What you need to do> Find the word "Predicted" in the records below. List each line containing it.

----- Dataset

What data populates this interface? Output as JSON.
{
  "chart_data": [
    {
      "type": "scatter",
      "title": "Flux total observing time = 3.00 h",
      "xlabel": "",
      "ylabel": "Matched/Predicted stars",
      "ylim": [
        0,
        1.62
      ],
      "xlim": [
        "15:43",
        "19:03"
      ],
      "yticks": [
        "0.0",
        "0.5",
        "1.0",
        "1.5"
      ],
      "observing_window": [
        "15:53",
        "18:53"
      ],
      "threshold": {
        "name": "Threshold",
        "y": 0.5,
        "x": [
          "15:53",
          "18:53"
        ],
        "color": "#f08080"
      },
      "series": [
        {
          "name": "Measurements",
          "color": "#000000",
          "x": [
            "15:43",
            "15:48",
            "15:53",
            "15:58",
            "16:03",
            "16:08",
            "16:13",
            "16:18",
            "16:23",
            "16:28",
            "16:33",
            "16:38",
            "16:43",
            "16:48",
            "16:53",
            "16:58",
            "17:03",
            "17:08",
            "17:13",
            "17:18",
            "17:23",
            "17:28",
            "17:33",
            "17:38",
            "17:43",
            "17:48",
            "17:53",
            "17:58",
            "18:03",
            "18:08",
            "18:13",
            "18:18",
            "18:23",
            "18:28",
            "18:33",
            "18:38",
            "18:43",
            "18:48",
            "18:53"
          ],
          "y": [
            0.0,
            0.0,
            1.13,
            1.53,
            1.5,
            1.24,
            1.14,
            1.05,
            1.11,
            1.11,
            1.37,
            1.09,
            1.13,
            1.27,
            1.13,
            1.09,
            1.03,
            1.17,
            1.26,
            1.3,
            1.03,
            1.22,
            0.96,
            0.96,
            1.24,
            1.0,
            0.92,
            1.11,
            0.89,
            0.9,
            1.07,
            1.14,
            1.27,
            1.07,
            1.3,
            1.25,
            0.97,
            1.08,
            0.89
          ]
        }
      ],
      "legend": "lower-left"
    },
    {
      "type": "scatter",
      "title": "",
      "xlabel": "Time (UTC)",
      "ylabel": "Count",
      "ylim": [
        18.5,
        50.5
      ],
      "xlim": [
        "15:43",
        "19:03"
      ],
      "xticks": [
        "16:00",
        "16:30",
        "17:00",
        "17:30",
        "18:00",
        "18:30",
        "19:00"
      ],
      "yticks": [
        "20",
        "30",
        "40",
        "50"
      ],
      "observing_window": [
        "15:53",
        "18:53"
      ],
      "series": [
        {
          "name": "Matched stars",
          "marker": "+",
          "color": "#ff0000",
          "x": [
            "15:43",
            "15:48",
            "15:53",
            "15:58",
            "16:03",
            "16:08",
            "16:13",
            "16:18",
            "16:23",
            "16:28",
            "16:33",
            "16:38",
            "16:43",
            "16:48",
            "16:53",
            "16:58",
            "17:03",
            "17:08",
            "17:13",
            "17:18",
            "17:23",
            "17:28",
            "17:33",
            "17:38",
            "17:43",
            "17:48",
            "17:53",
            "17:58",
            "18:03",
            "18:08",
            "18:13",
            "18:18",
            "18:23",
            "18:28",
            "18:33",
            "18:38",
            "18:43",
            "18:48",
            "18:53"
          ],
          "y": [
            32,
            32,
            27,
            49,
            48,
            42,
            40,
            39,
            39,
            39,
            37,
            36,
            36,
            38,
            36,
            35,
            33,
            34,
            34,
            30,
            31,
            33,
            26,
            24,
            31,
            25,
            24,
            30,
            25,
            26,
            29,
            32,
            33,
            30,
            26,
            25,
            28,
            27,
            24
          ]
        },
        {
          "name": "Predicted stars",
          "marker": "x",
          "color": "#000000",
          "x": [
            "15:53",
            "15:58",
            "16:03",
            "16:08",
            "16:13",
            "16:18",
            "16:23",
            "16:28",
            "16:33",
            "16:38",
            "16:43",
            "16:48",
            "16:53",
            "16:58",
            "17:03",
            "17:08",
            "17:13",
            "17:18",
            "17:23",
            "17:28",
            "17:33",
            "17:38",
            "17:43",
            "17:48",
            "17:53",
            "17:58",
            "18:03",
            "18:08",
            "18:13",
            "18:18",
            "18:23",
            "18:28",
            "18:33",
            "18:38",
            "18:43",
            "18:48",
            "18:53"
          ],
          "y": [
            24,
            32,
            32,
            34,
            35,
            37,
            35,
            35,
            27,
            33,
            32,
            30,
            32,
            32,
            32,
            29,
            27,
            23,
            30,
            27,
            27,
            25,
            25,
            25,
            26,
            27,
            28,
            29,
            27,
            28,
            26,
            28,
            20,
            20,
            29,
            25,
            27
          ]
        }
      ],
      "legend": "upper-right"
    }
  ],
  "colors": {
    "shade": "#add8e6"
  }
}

----------

Result for this task>
      "ylabel": "Matched/Predicted stars",
          "name": "Predicted stars",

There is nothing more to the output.